## What you have to do:
Repeat everything in the material exactly.

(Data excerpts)
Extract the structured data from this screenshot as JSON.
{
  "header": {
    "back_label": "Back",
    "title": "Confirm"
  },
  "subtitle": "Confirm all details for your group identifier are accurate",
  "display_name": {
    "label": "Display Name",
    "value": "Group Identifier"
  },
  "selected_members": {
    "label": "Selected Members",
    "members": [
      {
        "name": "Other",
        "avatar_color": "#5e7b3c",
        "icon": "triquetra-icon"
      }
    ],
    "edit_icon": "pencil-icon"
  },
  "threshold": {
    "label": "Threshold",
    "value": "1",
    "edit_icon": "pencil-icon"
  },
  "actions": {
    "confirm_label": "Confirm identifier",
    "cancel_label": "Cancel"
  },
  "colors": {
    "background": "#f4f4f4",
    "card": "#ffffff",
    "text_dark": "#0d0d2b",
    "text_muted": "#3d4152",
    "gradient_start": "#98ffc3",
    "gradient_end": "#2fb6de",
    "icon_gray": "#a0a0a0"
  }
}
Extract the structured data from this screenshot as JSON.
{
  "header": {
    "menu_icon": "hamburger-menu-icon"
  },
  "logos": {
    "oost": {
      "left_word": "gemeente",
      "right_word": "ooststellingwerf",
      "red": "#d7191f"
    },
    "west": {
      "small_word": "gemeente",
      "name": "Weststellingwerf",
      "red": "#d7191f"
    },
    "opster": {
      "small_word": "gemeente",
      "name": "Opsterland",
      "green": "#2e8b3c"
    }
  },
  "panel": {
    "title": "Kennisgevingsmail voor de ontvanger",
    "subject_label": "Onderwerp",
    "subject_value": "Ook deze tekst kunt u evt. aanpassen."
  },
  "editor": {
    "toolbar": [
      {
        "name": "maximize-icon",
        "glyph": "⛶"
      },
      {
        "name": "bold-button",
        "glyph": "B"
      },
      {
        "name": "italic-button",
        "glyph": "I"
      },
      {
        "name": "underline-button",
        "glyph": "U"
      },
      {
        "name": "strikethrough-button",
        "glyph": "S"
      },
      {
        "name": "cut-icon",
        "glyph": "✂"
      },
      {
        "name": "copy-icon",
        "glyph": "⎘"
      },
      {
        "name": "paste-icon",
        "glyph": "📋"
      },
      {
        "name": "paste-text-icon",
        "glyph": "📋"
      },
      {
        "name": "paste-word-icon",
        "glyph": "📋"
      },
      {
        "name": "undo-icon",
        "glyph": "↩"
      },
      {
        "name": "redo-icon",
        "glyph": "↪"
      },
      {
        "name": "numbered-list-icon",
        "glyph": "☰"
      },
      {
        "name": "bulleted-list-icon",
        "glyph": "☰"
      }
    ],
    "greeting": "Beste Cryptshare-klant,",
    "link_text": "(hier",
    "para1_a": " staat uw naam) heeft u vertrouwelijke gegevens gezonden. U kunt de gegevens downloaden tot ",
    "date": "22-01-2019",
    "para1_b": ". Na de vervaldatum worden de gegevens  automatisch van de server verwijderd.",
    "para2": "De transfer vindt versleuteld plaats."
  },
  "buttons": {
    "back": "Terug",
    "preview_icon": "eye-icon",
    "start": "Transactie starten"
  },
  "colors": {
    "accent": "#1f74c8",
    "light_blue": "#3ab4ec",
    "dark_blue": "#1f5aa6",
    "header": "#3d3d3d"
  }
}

## Task response:
Extract the structured data from this screenshot as JSON.
{
  "header": {
    "back_label": "Back",
    "title": "Confirm"
  },
  "subtitle": "Confirm all details for your group identifier are accurate",
  "display_name": {
    "label": "Display Name",
    "value": "Group Identifier"
  },
  "selected_members": {
    "label": "Selected Members",
    "members": [
      {
        "name": "Other",
        "avatar_color": "#5e7b3c",
        "icon": "triquetra-icon"
      }
    ],
    "edit_icon": "pencil-icon"
  },
  "threshold": {
    "label": "Threshold",
    "value": "1",
    "edit_icon": "pencil-icon"
  },
  "actions": {
    "confirm_label": "Confirm identifier",
    "cancel_label": "Cancel"
  },
  "colors": {
    "background": "#f4f4f4",
    "card": "#ffffff",
    "text_dark": "#0d0d2b",
    "text_muted": "#3d4152",
    "gradient_start": "#98ffc3",
    "gradient_end": "#2fb6de",
    "icon_gray": "#a0a0a0"
  }
}
Extract the structured data from this screenshot as JSON.
{
  "header": {
    "menu_icon": "hamburger-menu-icon"
  },
  "logos": {
    "oost": {
      "left_word": "gemeente",
      "right_word": "ooststellingwerf",
      "red": "#d7191f"
    },
    "west": {
      "small_word": "gemeente",
      "name": "Weststellingwerf",
      "red": "#d7191f"
    },
    "opster": {
      "small_word": "gemeente",
      "name": "Opsterland",
      "green": "#2e8b3c"
    }
  },
  "panel": {
    "title": "Kennisgevingsmail voor de ontvanger",
    "subject_label": "Onderwerp",
    "subject_value": "Ook deze tekst kunt u evt. aanpassen."
  },
  "editor": {
    "toolbar": [
      {
        "name": "maximize-icon",
        "glyph": "⛶"
      },
      {
        "name": "bold-button",
        "glyph": "B"
      },
      {
        "name": "italic-button",
        "glyph": "I"
      },
      {
        "name": "underline-button",
        "glyph": "U"
      },
      {
        "name": "strikethrough-button",
        "glyph": "S"
      },
      {
        "name": "cut-icon",
        "glyph": "✂"
      },
      {
        "name": "copy-icon",
        "glyph": "⎘"
      },
      {
        "name": "paste-icon",
        "glyph": "📋"
      },
      {
        "name": "paste-text-icon",
        "glyph": "📋"
      },
      {
        "name": "paste-word-icon",
        "glyph": "📋"
      },
      {
        "name": "undo-icon",
        "glyph": "↩"
      },
      {
        "name": "redo-icon",
        "glyph": "↪"
      },
      {
        "name": "numbered-list-icon",
        "glyph": "☰"
      },
      {
        "name": "bulleted-list-icon",
        "glyph": "☰"
      }
    ],
    "greeting": "Beste Cryptshare-klant,",
    "link_text": "(hier",
    "para1_a": " staat uw naam) heeft u vertrouwelijke gegevens gezonden. U kunt de gegevens downloaden tot ",
    "date": "22-01-2019",
    "para1_b": ". Na de vervaldatum worden de gegevens  automatisch van de server verwijderd.",
    "para2": "De transfer vindt versleuteld plaats."
  },
  "buttons": {
    "back": "Terug",
    "preview_icon": "eye-icon",
    "start": "Transactie starten"
  },
  "colors": {
    "accent": "#1f74c8",
    "light_blue": "#3ab4ec",
    "dark_blue": "#1f5aa6",
    "header": "#3d3d3d"
  }
}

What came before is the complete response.